- [Set exercise]
Go through the entries one line at a time, and gather every line that has the word "merkittiin".

- [Records excerpted from a collection]
━━━━━━━━━━━━━━━━━━━━━━━━━━━━━━

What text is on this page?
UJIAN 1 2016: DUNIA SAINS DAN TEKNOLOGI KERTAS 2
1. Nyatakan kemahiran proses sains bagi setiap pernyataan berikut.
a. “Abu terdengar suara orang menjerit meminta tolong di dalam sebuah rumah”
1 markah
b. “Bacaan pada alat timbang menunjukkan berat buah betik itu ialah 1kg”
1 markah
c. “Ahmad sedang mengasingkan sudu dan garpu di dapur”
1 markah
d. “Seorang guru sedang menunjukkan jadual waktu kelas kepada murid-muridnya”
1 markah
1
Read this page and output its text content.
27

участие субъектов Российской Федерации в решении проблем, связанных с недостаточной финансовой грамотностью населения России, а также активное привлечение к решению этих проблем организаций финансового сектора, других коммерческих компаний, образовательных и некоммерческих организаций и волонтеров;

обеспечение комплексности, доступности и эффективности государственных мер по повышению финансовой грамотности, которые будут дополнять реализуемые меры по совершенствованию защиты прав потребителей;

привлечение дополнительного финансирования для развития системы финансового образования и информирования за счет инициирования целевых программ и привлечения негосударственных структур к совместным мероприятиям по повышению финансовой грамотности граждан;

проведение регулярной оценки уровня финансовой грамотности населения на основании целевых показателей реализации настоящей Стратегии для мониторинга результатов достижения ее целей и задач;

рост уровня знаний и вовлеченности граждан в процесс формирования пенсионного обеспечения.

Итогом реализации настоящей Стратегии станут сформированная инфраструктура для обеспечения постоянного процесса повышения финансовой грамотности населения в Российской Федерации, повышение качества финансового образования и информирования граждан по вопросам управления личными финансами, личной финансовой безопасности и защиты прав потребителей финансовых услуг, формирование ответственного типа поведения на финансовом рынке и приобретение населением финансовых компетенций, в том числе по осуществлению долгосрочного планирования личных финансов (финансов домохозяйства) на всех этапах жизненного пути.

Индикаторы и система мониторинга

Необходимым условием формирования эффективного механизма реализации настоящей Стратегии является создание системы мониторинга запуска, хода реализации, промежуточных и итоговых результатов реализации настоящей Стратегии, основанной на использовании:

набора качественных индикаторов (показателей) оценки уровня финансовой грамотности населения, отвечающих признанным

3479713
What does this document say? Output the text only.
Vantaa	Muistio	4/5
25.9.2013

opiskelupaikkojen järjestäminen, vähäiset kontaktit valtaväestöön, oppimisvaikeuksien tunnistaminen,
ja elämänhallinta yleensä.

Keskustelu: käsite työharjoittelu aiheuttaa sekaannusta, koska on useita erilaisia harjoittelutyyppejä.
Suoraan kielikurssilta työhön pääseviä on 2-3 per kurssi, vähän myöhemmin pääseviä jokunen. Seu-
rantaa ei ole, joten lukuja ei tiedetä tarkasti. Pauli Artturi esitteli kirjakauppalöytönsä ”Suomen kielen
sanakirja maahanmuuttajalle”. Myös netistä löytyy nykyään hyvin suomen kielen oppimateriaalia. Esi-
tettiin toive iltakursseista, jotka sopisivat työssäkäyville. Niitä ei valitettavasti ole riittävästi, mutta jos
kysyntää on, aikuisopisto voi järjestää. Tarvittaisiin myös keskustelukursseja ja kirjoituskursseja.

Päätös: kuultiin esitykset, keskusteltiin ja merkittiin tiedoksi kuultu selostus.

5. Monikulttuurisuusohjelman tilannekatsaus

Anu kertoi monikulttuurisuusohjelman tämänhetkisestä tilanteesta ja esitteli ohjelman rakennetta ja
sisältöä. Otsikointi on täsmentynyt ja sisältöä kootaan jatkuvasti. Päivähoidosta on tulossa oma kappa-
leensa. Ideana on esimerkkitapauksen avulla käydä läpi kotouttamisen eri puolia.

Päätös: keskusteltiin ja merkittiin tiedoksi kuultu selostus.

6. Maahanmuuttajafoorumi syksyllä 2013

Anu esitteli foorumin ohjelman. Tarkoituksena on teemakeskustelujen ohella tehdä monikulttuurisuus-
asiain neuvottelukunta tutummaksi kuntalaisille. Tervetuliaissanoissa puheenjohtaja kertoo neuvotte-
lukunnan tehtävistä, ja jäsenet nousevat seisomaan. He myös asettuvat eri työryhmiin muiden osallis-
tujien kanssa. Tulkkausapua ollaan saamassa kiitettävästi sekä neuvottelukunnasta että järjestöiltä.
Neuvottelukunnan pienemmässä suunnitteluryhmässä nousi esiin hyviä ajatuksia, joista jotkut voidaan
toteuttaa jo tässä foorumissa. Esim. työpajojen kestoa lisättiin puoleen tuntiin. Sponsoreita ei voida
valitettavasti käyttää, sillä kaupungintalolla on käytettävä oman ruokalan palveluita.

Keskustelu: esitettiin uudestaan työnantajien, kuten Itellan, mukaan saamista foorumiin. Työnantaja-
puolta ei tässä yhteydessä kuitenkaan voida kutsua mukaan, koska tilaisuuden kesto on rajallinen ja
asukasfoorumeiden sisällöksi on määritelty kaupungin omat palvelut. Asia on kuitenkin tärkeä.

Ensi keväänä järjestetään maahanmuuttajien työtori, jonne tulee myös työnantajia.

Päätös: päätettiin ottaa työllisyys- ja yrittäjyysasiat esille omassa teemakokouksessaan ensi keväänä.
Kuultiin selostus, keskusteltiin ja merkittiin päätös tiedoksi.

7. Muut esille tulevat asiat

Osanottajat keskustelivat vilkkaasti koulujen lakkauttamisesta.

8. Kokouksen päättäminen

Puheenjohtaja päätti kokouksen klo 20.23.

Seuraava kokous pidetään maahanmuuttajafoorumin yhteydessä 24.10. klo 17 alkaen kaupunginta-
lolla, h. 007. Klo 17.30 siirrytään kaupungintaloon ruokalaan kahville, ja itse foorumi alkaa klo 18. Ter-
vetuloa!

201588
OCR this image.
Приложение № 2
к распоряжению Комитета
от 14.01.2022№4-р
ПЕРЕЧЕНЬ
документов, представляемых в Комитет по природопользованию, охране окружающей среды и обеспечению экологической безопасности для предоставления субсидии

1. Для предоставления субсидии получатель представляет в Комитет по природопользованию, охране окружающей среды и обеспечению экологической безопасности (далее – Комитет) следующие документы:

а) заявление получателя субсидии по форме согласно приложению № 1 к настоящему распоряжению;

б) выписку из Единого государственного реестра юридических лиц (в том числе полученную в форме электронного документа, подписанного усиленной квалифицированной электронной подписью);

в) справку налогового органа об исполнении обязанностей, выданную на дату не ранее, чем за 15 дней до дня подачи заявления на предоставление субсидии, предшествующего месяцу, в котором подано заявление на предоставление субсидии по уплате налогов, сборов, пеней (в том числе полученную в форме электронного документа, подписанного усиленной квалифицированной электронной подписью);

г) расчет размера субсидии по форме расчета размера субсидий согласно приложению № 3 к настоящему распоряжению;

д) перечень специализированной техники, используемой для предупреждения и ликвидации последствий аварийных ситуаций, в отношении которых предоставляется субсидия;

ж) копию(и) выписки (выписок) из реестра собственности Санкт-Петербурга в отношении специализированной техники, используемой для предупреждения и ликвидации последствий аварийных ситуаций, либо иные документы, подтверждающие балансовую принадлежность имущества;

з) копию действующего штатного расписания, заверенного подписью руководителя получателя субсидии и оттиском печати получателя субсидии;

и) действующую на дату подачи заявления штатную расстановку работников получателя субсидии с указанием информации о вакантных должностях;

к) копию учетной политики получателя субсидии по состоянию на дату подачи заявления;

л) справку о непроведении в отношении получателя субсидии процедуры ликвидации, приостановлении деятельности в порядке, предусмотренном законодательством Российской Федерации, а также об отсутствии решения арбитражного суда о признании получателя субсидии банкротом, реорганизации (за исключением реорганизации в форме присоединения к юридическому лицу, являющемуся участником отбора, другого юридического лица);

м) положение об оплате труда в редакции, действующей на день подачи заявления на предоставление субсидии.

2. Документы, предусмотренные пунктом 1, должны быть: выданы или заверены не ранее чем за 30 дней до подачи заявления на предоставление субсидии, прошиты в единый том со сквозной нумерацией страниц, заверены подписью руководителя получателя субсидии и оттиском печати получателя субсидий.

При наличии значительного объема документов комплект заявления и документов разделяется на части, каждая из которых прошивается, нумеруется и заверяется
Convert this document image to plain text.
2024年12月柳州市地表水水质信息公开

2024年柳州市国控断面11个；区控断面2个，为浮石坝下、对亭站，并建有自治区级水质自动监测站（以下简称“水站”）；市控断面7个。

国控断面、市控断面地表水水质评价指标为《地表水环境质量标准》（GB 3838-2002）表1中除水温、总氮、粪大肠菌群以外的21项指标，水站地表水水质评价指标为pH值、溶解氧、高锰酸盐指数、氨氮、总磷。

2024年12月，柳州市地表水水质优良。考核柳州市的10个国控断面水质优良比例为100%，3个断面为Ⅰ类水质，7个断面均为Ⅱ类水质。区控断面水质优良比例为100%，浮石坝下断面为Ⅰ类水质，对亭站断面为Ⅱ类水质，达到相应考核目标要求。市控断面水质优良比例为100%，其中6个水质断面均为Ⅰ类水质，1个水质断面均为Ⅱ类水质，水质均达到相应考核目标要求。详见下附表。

━━━━━━━━━━━━━━━━━━━━━━━━━━━━━━

- [Result]
Päätös: kuultiin esitykset, keskusteltiin ja merkittiin tiedoksi kuultu selostus.
Päätös: keskusteltiin ja merkittiin tiedoksi kuultu selostus.
Kuultiin selostus, keskusteltiin ja merkittiin päätös tiedoksi.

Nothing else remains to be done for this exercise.